| WRITTEN TASK |
Repeat the whole listing below, word for word.

| EXERCISE MATERIALS |
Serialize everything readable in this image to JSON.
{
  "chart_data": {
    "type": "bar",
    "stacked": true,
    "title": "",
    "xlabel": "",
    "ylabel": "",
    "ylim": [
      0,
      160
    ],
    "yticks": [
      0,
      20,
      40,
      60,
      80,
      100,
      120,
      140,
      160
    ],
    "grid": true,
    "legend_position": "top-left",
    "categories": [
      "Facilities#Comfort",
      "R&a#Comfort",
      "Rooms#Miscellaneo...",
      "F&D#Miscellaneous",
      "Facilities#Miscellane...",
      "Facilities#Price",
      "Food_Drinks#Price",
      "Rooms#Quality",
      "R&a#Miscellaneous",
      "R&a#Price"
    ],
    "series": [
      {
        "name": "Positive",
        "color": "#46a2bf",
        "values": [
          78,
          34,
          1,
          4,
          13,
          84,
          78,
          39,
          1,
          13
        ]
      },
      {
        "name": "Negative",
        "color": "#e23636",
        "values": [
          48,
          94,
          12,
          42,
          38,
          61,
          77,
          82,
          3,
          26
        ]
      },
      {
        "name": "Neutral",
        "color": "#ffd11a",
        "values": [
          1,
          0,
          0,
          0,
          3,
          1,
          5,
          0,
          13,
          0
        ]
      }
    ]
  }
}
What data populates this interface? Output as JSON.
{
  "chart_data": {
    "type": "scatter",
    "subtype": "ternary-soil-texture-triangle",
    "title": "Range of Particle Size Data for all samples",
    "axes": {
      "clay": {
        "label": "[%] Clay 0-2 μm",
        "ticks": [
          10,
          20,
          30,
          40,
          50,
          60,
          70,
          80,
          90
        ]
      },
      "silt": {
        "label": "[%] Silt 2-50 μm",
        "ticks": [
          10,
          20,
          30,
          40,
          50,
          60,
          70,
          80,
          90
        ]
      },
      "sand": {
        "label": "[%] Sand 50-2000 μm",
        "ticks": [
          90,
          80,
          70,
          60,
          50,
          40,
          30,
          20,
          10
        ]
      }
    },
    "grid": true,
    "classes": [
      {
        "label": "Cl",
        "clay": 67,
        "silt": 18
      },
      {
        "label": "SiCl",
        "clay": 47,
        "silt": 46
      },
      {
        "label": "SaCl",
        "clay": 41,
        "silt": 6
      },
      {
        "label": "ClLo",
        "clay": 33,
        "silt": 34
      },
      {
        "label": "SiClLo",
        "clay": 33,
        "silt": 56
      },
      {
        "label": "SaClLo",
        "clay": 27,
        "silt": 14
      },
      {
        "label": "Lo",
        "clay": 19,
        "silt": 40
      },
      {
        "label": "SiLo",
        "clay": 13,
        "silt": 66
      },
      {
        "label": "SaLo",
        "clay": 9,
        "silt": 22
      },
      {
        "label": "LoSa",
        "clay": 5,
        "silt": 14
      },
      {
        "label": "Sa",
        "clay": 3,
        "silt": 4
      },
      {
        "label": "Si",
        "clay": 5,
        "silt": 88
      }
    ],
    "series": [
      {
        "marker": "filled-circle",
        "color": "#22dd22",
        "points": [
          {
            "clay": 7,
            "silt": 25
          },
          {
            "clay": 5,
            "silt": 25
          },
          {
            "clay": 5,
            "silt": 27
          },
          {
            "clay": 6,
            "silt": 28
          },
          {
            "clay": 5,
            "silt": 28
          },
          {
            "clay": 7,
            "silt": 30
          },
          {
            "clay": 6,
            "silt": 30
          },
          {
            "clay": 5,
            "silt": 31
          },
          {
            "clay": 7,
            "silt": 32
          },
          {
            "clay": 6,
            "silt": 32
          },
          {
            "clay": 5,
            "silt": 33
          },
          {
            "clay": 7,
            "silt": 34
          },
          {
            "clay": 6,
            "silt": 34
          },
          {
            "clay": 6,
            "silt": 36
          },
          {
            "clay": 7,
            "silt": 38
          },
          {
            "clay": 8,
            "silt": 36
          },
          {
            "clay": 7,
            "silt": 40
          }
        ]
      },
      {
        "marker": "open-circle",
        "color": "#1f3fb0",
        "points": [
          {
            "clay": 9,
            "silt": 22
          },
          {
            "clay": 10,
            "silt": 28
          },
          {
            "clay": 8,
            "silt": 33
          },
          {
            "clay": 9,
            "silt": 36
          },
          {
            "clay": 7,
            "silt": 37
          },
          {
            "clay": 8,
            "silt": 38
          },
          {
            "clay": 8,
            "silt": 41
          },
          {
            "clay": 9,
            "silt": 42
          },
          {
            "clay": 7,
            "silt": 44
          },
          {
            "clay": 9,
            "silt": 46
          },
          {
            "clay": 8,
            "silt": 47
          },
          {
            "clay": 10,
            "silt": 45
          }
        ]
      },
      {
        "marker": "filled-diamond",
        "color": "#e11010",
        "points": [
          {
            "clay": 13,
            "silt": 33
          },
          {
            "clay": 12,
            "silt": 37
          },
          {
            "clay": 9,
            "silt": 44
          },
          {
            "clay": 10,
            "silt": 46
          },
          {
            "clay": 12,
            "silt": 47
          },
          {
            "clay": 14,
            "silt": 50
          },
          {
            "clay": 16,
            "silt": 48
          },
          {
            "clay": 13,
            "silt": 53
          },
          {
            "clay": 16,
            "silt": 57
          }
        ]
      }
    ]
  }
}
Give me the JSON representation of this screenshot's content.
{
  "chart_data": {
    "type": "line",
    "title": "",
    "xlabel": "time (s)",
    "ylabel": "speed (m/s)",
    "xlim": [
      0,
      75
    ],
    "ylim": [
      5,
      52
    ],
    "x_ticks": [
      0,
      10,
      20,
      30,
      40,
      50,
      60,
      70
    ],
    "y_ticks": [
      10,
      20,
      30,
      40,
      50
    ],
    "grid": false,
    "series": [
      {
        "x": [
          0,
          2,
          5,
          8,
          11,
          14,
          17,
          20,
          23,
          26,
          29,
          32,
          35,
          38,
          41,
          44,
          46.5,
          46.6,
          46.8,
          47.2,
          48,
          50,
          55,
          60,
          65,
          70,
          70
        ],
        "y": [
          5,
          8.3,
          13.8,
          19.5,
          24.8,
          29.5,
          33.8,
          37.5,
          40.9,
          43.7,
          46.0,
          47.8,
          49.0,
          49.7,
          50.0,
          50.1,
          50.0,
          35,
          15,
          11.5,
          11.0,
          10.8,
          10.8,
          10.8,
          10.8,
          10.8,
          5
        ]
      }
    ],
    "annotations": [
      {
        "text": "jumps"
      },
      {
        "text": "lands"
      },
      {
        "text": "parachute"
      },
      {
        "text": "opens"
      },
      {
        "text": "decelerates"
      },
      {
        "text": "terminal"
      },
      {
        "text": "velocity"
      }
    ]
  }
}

| RESPONSE FOR THIS EXERCISE |
Serialize everything readable in this image to JSON.
{
  "chart_data": {
    "type": "bar",
    "stacked": true,
    "title": "",
    "xlabel": "",
    "ylabel": "",
    "ylim": [
      0,
      160
    ],
    "yticks": [
      0,
      20,
      40,
      60,
      80,
      100,
      120,
      140,
      160
    ],
    "grid": true,
    "legend_position": "top-left",
    "categories": [
      "Facilities#Comfort",
      "R&a#Comfort",
      "Rooms#Miscellaneo...",
      "F&D#Miscellaneous",
      "Facilities#Miscellane...",
      "Facilities#Price",
      "Food_Drinks#Price",
      "Rooms#Quality",
      "R&a#Miscellaneous",
      "R&a#Price"
    ],
    "series": [
      {
        "name": "Positive",
        "color": "#46a2bf",
        "values": [
          78,
          34,
          1,
          4,
          13,
          84,
          78,
          39,
          1,
          13
        ]
      },
      {
        "name": "Negative",
        "color": "#e23636",
        "values": [
          48,
          94,
          12,
          42,
          38,
          61,
          77,
          82,
          3,
          26
        ]
      },
      {
        "name": "Neutral",
        "color": "#ffd11a",
        "values": [
          1,
          0,
          0,
          0,
          3,
          1,
          5,
          0,
          13,
          0
        ]
      }
    ]
  }
}
What data populates this interface? Output as JSON.
{
  "chart_data": {
    "type": "scatter",
    "subtype": "ternary-soil-texture-triangle",
    "title": "Range of Particle Size Data for all samples",
    "axes": {
      "clay": {
        "label": "[%] Clay 0-2 μm",
        "ticks": [
          10,
          20,
          30,
          40,
          50,
          60,
          70,
          80,
          90
        ]
      },
      "silt": {
        "label": "[%] Silt 2-50 μm",
        "ticks": [
          10,
          20,
          30,
          40,
          50,
          60,
          70,
          80,
          90
        ]
      },
      "sand": {
        "label": "[%] Sand 50-2000 μm",
        "ticks": [
          90,
          80,
          70,
          60,
          50,
          40,
          30,
          20,
          10
        ]
      }
    },
    "grid": true,
    "classes": [
      {
        "label": "Cl",
        "clay": 67,
        "silt": 18
      },
      {
        "label": "SiCl",
        "clay": 47,
        "silt": 46
      },
      {
        "label": "SaCl",
        "clay": 41,
        "silt": 6
      },
      {
        "label": "ClLo",
        "clay": 33,
        "silt": 34
      },
      {
        "label": "SiClLo",
        "clay": 33,
        "silt": 56
      },
      {
        "label": "SaClLo",
        "clay": 27,
        "silt": 14
      },
      {
        "label": "Lo",
        "clay": 19,
        "silt": 40
      },
      {
        "label": "SiLo",
        "clay": 13,
        "silt": 66
      },
      {
        "label": "SaLo",
        "clay": 9,
        "silt": 22
      },
      {
        "label": "LoSa",
        "clay": 5,
        "silt": 14
      },
      {
        "label": "Sa",
        "clay": 3,
        "silt": 4
      },
      {
        "label": "Si",
        "clay": 5,
        "silt": 88
      }
    ],
    "series": [
      {
        "marker": "filled-circle",
        "color": "#22dd22",
        "points": [
          {
            "clay": 7,
            "silt": 25
          },
          {
            "clay": 5,
            "silt": 25
          },
          {
            "clay": 5,
            "silt": 27
          },
          {
            "clay": 6,
            "silt": 28
          },
          {
            "clay": 5,
            "silt": 28
          },
          {
            "clay": 7,
            "silt": 30
          },
          {
            "clay": 6,
            "silt": 30
          },
          {
            "clay": 5,
            "silt": 31
          },
          {
            "clay": 7,
            "silt": 32
          },
          {
            "clay": 6,
            "silt": 32
          },
          {
            "clay": 5,
            "silt": 33
          },
          {
            "clay": 7,
            "silt": 34
          },
          {
            "clay": 6,
            "silt": 34
          },
          {
            "clay": 6,
            "silt": 36
          },
          {
            "clay": 7,
            "silt": 38
          },
          {
            "clay": 8,
            "silt": 36
          },
          {
            "clay": 7,
            "silt": 40
          }
        ]
      },
      {
        "marker": "open-circle",
        "color": "#1f3fb0",
        "points": [
          {
            "clay": 9,
            "silt": 22
          },
          {
            "clay": 10,
            "silt": 28
          },
          {
            "clay": 8,
            "silt": 33
          },
          {
            "clay": 9,
            "silt": 36
          },
          {
            "clay": 7,
            "silt": 37
          },
          {
            "clay": 8,
            "silt": 38
          },
          {
            "clay": 8,
            "silt": 41
          },
          {
            "clay": 9,
            "silt": 42
          },
          {
            "clay": 7,
            "silt": 44
          },
          {
            "clay": 9,
            "silt": 46
          },
          {
            "clay": 8,
            "silt": 47
          },
          {
            "clay": 10,
            "silt": 45
          }
        ]
      },
      {
        "marker": "filled-diamond",
        "color": "#e11010",
        "points": [
          {
            "clay": 13,
            "silt": 33
          },
          {
            "clay": 12,
            "silt": 37
          },
          {
            "clay": 9,
            "silt": 44
          },
          {
            "clay": 10,
            "silt": 46
          },
          {
            "clay": 12,
            "silt": 47
          },
          {
            "clay": 14,
            "silt": 50
          },
          {
            "clay": 16,
            "silt": 48
          },
          {
            "clay": 13,
            "silt": 53
          },
          {
            "clay": 16,
            "silt": 57
          }
        ]
      }
    ]
  }
}
Give me the JSON representation of this screenshot's content.
{
  "chart_data": {
    "type": "line",
    "title": "",
    "xlabel": "time (s)",
    "ylabel": "speed (m/s)",
    "xlim": [
      0,
      75
    ],
    "ylim": [
      5,
      52
    ],
    "x_ticks": [
      0,
      10,
      20,
      30,
      40,
      50,
      60,
      70
    ],
    "y_ticks": [
      10,
      20,
      30,
      40,
      50
    ],
    "grid": false,
    "series": [
      {
        "x": [
          0,
          2,
          5,
          8,
          11,
          14,
          17,
          20,
          23,
          26,
          29,
          32,
          35,
          38,
          41,
          44,
          46.5,
          46.6,
          46.8,
          47.2,
          48,
          50,
          55,
          60,
          65,
          70,
          70
        ],
        "y": [
          5,
          8.3,
          13.8,
          19.5,
          24.8,
          29.5,
          33.8,
          37.5,
          40.9,
          43.7,
          46.0,
          47.8,
          49.0,
          49.7,
          50.0,
          50.1,
          50.0,
          35,
          15,
          11.5,
          11.0,
          10.8,
          10.8,
          10.8,
          10.8,
          10.8,
          5
        ]
      }
    ],
    "annotations": [
      {
        "text": "jumps"
      },
      {
        "text": "lands"
      },
      {
        "text": "parachute"
      },
      {
        "text": "opens"
      },
      {
        "text": "decelerates"
      },
      {
        "text": "terminal"
      },
      {
        "text": "velocity"
      }
    ]
  }
}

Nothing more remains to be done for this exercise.